**Listed entries**
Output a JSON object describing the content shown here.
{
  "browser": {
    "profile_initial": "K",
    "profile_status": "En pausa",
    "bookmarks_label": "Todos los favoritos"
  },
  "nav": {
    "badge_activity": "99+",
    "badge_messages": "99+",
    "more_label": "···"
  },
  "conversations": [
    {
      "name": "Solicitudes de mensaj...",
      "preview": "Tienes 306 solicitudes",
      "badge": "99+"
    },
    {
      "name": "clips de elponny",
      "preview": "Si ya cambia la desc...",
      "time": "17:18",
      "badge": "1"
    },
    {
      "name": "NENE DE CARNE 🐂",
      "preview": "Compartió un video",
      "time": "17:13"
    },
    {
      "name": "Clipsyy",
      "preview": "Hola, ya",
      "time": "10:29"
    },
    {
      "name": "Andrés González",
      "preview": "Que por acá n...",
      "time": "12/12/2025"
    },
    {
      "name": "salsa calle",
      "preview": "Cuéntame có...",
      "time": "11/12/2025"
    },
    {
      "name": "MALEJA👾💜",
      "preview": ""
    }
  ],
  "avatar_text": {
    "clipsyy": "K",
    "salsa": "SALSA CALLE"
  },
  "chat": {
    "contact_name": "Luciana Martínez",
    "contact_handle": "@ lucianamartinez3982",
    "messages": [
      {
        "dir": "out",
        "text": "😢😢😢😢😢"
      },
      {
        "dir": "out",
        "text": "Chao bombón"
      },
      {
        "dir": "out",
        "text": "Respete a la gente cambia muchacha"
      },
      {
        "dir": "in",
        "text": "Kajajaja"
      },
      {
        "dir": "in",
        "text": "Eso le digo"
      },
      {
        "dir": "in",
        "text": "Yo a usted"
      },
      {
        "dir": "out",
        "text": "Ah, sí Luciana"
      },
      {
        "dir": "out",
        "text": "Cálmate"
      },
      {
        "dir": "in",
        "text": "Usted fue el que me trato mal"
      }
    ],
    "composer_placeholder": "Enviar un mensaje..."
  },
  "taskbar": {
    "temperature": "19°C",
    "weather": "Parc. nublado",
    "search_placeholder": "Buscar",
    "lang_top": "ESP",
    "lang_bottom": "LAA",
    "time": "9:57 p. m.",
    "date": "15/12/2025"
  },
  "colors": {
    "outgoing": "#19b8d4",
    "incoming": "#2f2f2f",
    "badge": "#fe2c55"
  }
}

**The task**
Identify each line of the material where the word "time" shows up, and copy it.

**Exercise result**
      "time": "17:18",
      "time": "17:13"
      "time": "10:29"
      "time": "12/12/2025"
      "time": "11/12/2025"
    "time": "9:57 p. m.",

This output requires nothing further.